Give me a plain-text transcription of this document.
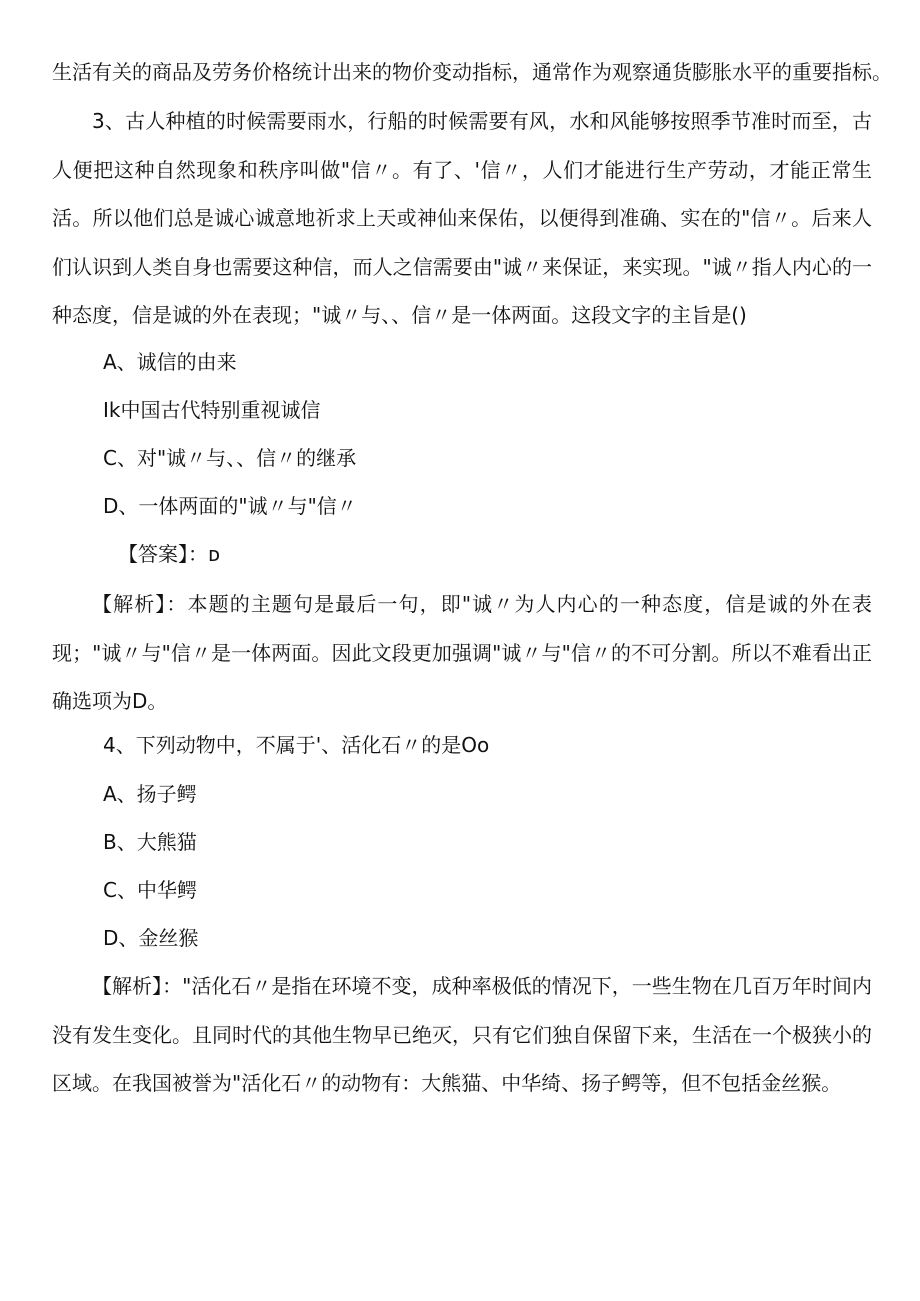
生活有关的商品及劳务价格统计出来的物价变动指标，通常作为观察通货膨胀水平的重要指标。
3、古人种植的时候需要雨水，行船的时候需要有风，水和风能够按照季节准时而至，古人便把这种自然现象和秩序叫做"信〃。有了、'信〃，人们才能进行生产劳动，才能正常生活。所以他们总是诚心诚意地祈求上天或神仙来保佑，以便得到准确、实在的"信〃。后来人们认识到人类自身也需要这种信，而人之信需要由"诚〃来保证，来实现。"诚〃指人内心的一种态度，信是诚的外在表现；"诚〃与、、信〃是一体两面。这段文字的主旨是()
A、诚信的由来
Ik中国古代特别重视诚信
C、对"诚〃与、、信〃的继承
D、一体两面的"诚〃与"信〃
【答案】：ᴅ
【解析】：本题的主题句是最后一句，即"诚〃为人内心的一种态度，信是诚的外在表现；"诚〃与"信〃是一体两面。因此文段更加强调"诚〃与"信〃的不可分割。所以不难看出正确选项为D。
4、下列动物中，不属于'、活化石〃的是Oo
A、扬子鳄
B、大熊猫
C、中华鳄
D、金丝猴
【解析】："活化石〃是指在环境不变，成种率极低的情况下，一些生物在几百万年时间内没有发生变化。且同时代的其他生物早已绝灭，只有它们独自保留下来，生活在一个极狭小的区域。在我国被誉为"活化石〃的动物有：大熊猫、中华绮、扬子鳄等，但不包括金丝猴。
--
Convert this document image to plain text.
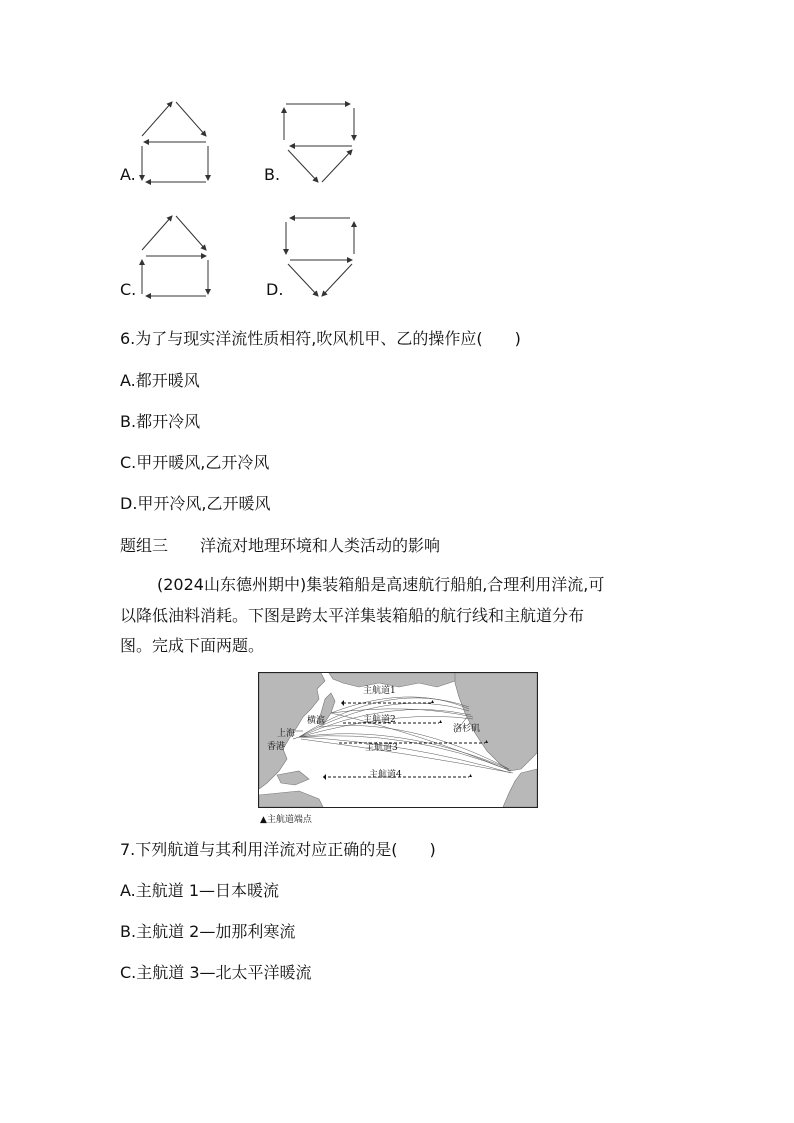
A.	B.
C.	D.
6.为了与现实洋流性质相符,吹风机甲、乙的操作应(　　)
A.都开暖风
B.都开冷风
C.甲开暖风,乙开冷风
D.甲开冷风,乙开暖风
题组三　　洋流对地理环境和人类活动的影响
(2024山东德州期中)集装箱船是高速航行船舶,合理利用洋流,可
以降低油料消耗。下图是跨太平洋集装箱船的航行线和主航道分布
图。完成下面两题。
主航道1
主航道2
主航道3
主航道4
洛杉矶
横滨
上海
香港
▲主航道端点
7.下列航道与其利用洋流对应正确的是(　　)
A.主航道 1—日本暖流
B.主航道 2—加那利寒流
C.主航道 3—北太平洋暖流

Directions for this task: In the records above, find each line with the word "是一体两面" and copy it.

Task answer:
3、古人种植的时候需要雨水，行船的时候需要有风，水和风能够按照季节准时而至，古人便把这种自然现象和秩序叫做"信〃。有了、'信〃，人们才能进行生产劳动，才能正常生活。所以他们总是诚心诚意地祈求上天或神仙来保佑，以便得到准确、实在的"信〃。后来人们认识到人类自身也需要这种信，而人之信需要由"诚〃来保证，来实现。"诚〃指人内心的一种态度，信是诚的外在表现；"诚〃与、、信〃是一体两面。这段文字的主旨是()
【解析】：本题的主题句是最后一句，即"诚〃为人内心的一种态度，信是诚的外在表现；"诚〃与"信〃是一体两面。因此文段更加强调"诚〃与"信〃的不可分割。所以不难看出正确选项为D。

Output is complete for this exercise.